## Begin

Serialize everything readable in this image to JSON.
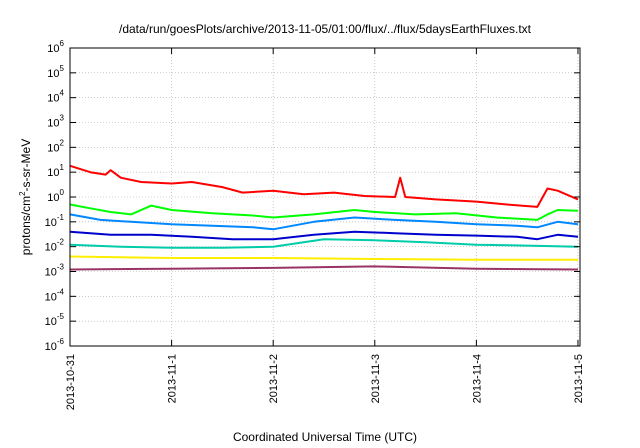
{
  "chart_data": {
    "type": "line",
    "title": "/data/run/goesPlots/archive/2013-11-05/01:00/flux/../flux/5daysEarthFluxes.txt",
    "xlabel": "Coordinated Universal Time (UTC)",
    "ylabel": "protons/cm2-s-sr-MeV",
    "ylabel_parts": {
      "pre": "protons/cm",
      "sup": "2",
      "post": "-s-sr-MeV"
    },
    "yscale": "log",
    "ylim_exp": [
      -6,
      6
    ],
    "ytick_base": "10",
    "ytick_exponents": [
      "-6",
      "-5",
      "-4",
      "-3",
      "-2",
      "-1",
      "0",
      "1",
      "2",
      "3",
      "4",
      "5",
      "6"
    ],
    "x_unit": "days",
    "xlim": [
      0,
      5.02
    ],
    "xticks": [
      {
        "x": 0,
        "label": "2013-10-31"
      },
      {
        "x": 1,
        "label": "2013-11-1"
      },
      {
        "x": 2,
        "label": "2013-11-2"
      },
      {
        "x": 3,
        "label": "2013-11-3"
      },
      {
        "x": 4,
        "label": "2013-11-4"
      },
      {
        "x": 5,
        "label": "2013-11-5"
      }
    ],
    "grid": true,
    "series": [
      {
        "color": "#ff0000",
        "x": [
          0,
          0.2,
          0.35,
          0.4,
          0.5,
          0.7,
          1.0,
          1.2,
          1.5,
          1.7,
          2.0,
          2.3,
          2.6,
          2.9,
          3.2,
          3.25,
          3.3,
          3.6,
          4.0,
          4.3,
          4.6,
          4.7,
          4.8,
          5.0
        ],
        "y": [
          18,
          10,
          8,
          12,
          6,
          4,
          3.5,
          4,
          2.5,
          1.5,
          1.8,
          1.3,
          1.5,
          1.1,
          1.0,
          6,
          1.0,
          0.8,
          0.65,
          0.5,
          0.4,
          2.2,
          1.8,
          0.8
        ]
      },
      {
        "color": "#00ff00",
        "x": [
          0,
          0.2,
          0.4,
          0.6,
          0.8,
          1.0,
          1.4,
          1.8,
          2.0,
          2.4,
          2.8,
          3.0,
          3.4,
          3.8,
          4.2,
          4.6,
          4.7,
          4.8,
          5.0
        ],
        "y": [
          0.5,
          0.35,
          0.25,
          0.2,
          0.45,
          0.3,
          0.22,
          0.18,
          0.15,
          0.2,
          0.3,
          0.25,
          0.2,
          0.22,
          0.15,
          0.12,
          0.2,
          0.3,
          0.28
        ]
      },
      {
        "color": "#0088ff",
        "x": [
          0,
          0.3,
          0.6,
          1.0,
          1.4,
          1.8,
          2.0,
          2.4,
          2.8,
          3.2,
          3.6,
          4.0,
          4.4,
          4.6,
          4.8,
          5.0
        ],
        "y": [
          0.2,
          0.12,
          0.1,
          0.08,
          0.07,
          0.06,
          0.05,
          0.1,
          0.15,
          0.12,
          0.1,
          0.08,
          0.07,
          0.06,
          0.1,
          0.08
        ]
      },
      {
        "color": "#0000cc",
        "x": [
          0,
          0.4,
          0.8,
          1.2,
          1.6,
          2.0,
          2.4,
          2.8,
          3.2,
          3.6,
          4.0,
          4.4,
          4.6,
          4.8,
          5.0
        ],
        "y": [
          0.04,
          0.03,
          0.03,
          0.025,
          0.02,
          0.02,
          0.03,
          0.04,
          0.035,
          0.03,
          0.028,
          0.025,
          0.02,
          0.03,
          0.025
        ]
      },
      {
        "color": "#00ccaa",
        "x": [
          0,
          0.5,
          1.0,
          1.5,
          2.0,
          2.5,
          3.0,
          3.5,
          4.0,
          4.5,
          5.0
        ],
        "y": [
          0.012,
          0.01,
          0.009,
          0.009,
          0.01,
          0.02,
          0.018,
          0.015,
          0.012,
          0.011,
          0.01
        ]
      },
      {
        "color": "#ffee00",
        "x": [
          0,
          1.0,
          2.0,
          3.0,
          4.0,
          5.0
        ],
        "y": [
          0.004,
          0.0035,
          0.0035,
          0.0032,
          0.003,
          0.003
        ]
      },
      {
        "color": "#993366",
        "x": [
          0,
          1.0,
          2.0,
          3.0,
          4.0,
          5.0
        ],
        "y": [
          0.0012,
          0.0013,
          0.0014,
          0.0016,
          0.0013,
          0.0012
        ]
      }
    ]
  }
}
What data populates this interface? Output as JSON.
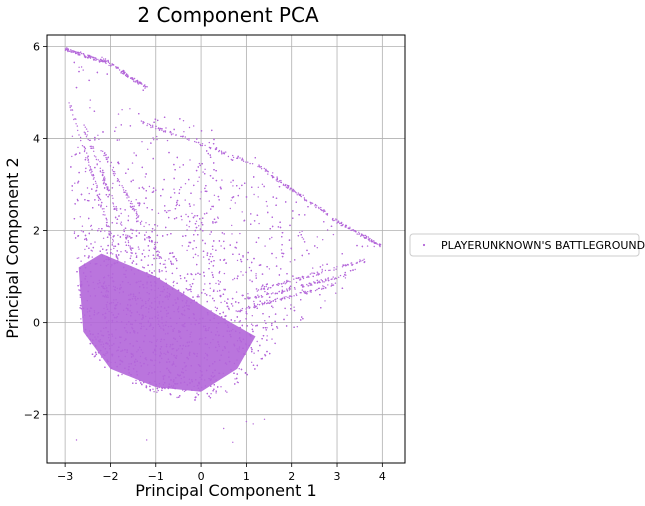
{
  "chart_data": {
    "type": "scatter",
    "title": "2 Component PCA",
    "xlabel": "Principal Component 1",
    "ylabel": "Principal Component 2",
    "xlim": [
      -3.4,
      4.5
    ],
    "ylim": [
      -3.05,
      6.25
    ],
    "xticks": [
      -3,
      -2,
      -1,
      0,
      1,
      2,
      3,
      4
    ],
    "yticks": [
      -2,
      0,
      2,
      4,
      6
    ],
    "grid": true,
    "legend_position": "right",
    "series": [
      {
        "name": "PLAYERUNKNOWN'S BATTLEGROUNDS",
        "color": "#b366d9",
        "density_hull": [
          [
            -3.0,
            6.0
          ],
          [
            -2.3,
            5.8
          ],
          [
            -1.5,
            5.5
          ],
          [
            -1.0,
            4.5
          ],
          [
            0.0,
            4.4
          ],
          [
            1.5,
            3.4
          ],
          [
            2.5,
            2.4
          ],
          [
            3.3,
            2.15
          ],
          [
            3.9,
            1.75
          ],
          [
            4.05,
            1.6
          ],
          [
            3.6,
            1.3
          ],
          [
            3.2,
            0.8
          ],
          [
            2.5,
            0.2
          ],
          [
            1.8,
            -0.4
          ],
          [
            1.3,
            -0.9
          ],
          [
            0.9,
            -1.3
          ],
          [
            0.6,
            -1.5
          ],
          [
            0.0,
            -1.75
          ],
          [
            -0.6,
            -1.65
          ],
          [
            -1.2,
            -1.45
          ],
          [
            -1.8,
            -1.2
          ],
          [
            -2.3,
            -0.9
          ],
          [
            -2.6,
            -0.4
          ],
          [
            -2.7,
            0.5
          ],
          [
            -2.8,
            1.8
          ],
          [
            -2.9,
            3.5
          ],
          [
            -2.9,
            4.7
          ],
          [
            -2.8,
            5.3
          ]
        ],
        "streaks": [
          {
            "from": [
              -3.0,
              5.95
            ],
            "to": [
              -2.1,
              5.65
            ]
          },
          {
            "from": [
              -2.2,
              5.75
            ],
            "to": [
              -1.2,
              5.1
            ]
          },
          {
            "from": [
              -1.3,
              4.35
            ],
            "to": [
              1.4,
              3.35
            ]
          },
          {
            "from": [
              1.4,
              3.3
            ],
            "to": [
              2.8,
              2.35
            ]
          },
          {
            "from": [
              2.9,
              2.25
            ],
            "to": [
              4.0,
              1.65
            ]
          },
          {
            "from": [
              1.2,
              0.7
            ],
            "to": [
              3.6,
              1.35
            ]
          },
          {
            "from": [
              1.0,
              0.5
            ],
            "to": [
              3.3,
              1.05
            ]
          },
          {
            "from": [
              0.8,
              0.25
            ],
            "to": [
              3.0,
              0.85
            ]
          },
          {
            "from": [
              -2.9,
              4.8
            ],
            "to": [
              -1.9,
              1.6
            ]
          },
          {
            "from": [
              -2.6,
              4.3
            ],
            "to": [
              -1.5,
              1.5
            ]
          },
          {
            "from": [
              -2.2,
              3.8
            ],
            "to": [
              -0.9,
              1.4
            ]
          }
        ],
        "outliers": [
          [
            -2.75,
            -2.55
          ],
          [
            -1.2,
            -2.55
          ],
          [
            0.5,
            -2.3
          ],
          [
            0.7,
            -2.6
          ],
          [
            1.0,
            -2.15
          ],
          [
            1.15,
            -2.2
          ],
          [
            1.4,
            -2.1
          ]
        ]
      }
    ]
  }
}
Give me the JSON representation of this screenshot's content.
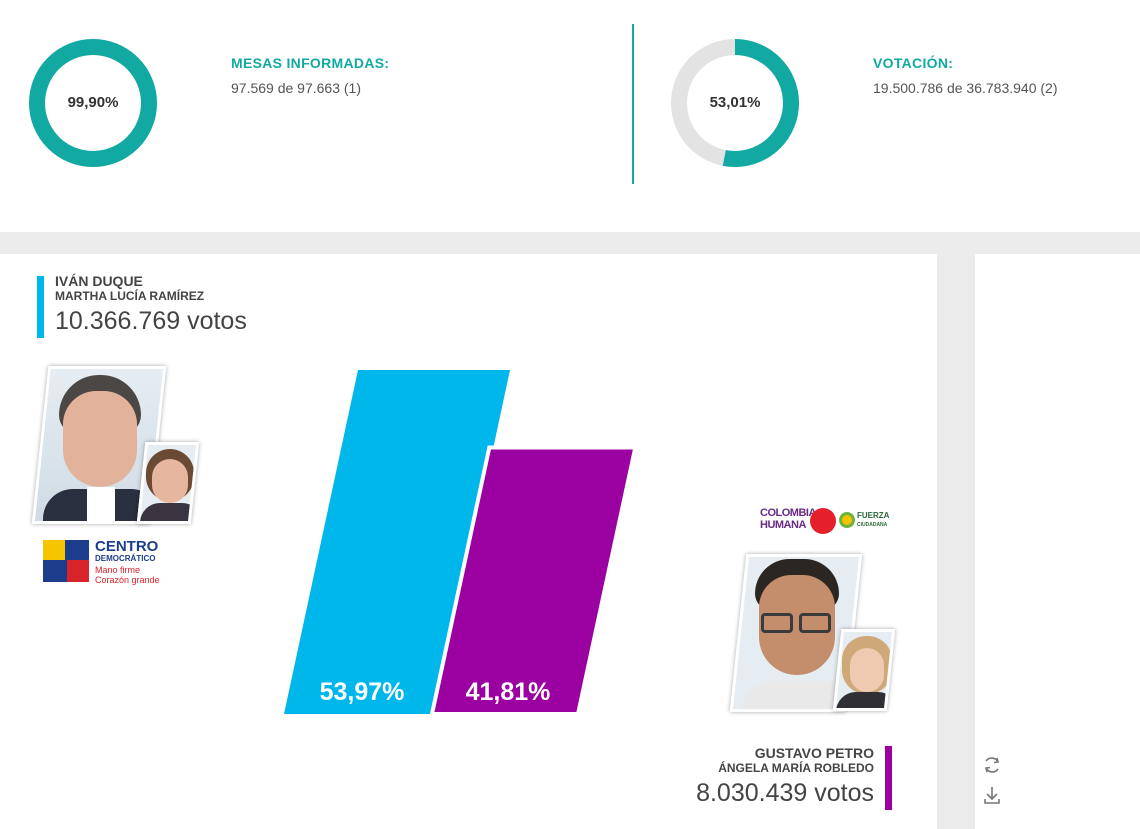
{
  "stats": {
    "mesas": {
      "percent_label": "99,90%",
      "percent": 99.9,
      "title": "MESAS INFORMADAS:",
      "detail": "97.569 de 97.663 (1)"
    },
    "votacion": {
      "percent_label": "53,01%",
      "percent": 53.01,
      "title": "VOTACIÓN:",
      "detail": "19.500.786 de 36.783.940 (2)"
    }
  },
  "colors": {
    "teal": "#12a9a2",
    "duque": "#00b7eb",
    "petro": "#9b00a0",
    "ring_bg": "#e3e3e3"
  },
  "candidates": {
    "duque": {
      "name": "IVÁN DUQUE",
      "vice": "MARTHA LUCÍA RAMÍREZ",
      "votes": "10.366.769 votos",
      "percent_label": "53,97%",
      "percent": 53.97,
      "party": {
        "line1": "CENTRO",
        "line2": "DEMOCRÁTICO",
        "line3": "Mano firme",
        "line4": "Corazón grande"
      }
    },
    "petro": {
      "name": "GUSTAVO PETRO",
      "vice": "ÁNGELA MARÍA ROBLEDO",
      "votes": "8.030.439 votos",
      "percent_label": "41,81%",
      "percent": 41.81,
      "party": {
        "line1": "COLOMBIA",
        "line2": "HUMANA",
        "line3": "FUERZA",
        "line4": "CIUDADANA"
      }
    }
  },
  "icons": {
    "refresh": "refresh-icon",
    "download": "download-icon"
  }
}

## End

*Problem requirements*
Reproduce the lines of the listing exactly, starting at the one that contains "Give me the" and continuing through the final line, but leave out the pictures.

*Written answer*
Give me the JSON representation of this screenshot's content.
{
  "stats": {
    "mesas": {
      "percent_label": "99,90%",
      "percent": 99.9,
      "title": "MESAS INFORMADAS:",
      "detail": "97.569 de 97.663 (1)"
    },
    "votacion": {
      "percent_label": "53,01%",
      "percent": 53.01,
      "title": "VOTACIÓN:",
      "detail": "19.500.786 de 36.783.940 (2)"
    }
  },
  "colors": {
    "teal": "#12a9a2",
    "duque": "#00b7eb",
    "petro": "#9b00a0",
    "ring_bg": "#e3e3e3"
  },
  "candidates": {
    "duque": {
      "name": "IVÁN DUQUE",
      "vice": "MARTHA LUCÍA RAMÍREZ",
      "votes": "10.366.769 votos",
      "percent_label": "53,97%",
      "percent": 53.97,
      "party": {
        "line1": "CENTRO",
        "line2": "DEMOCRÁTICO",
        "line3": "Mano firme",
        "line4": "Corazón grande"
      }
    },
    "petro": {
      "name": "GUSTAVO PETRO",
      "vice": "ÁNGELA MARÍA ROBLEDO",
      "votes": "8.030.439 votos",
      "percent_label": "41,81%",
      "percent": 41.81,
      "party": {
        "line1": "COLOMBIA",
        "line2": "HUMANA",
        "line3": "FUERZA",
        "line4": "CIUDADANA"
      }
    }
  },
  "icons": {
    "refresh": "refresh-icon",
    "download": "download-icon"
  }
}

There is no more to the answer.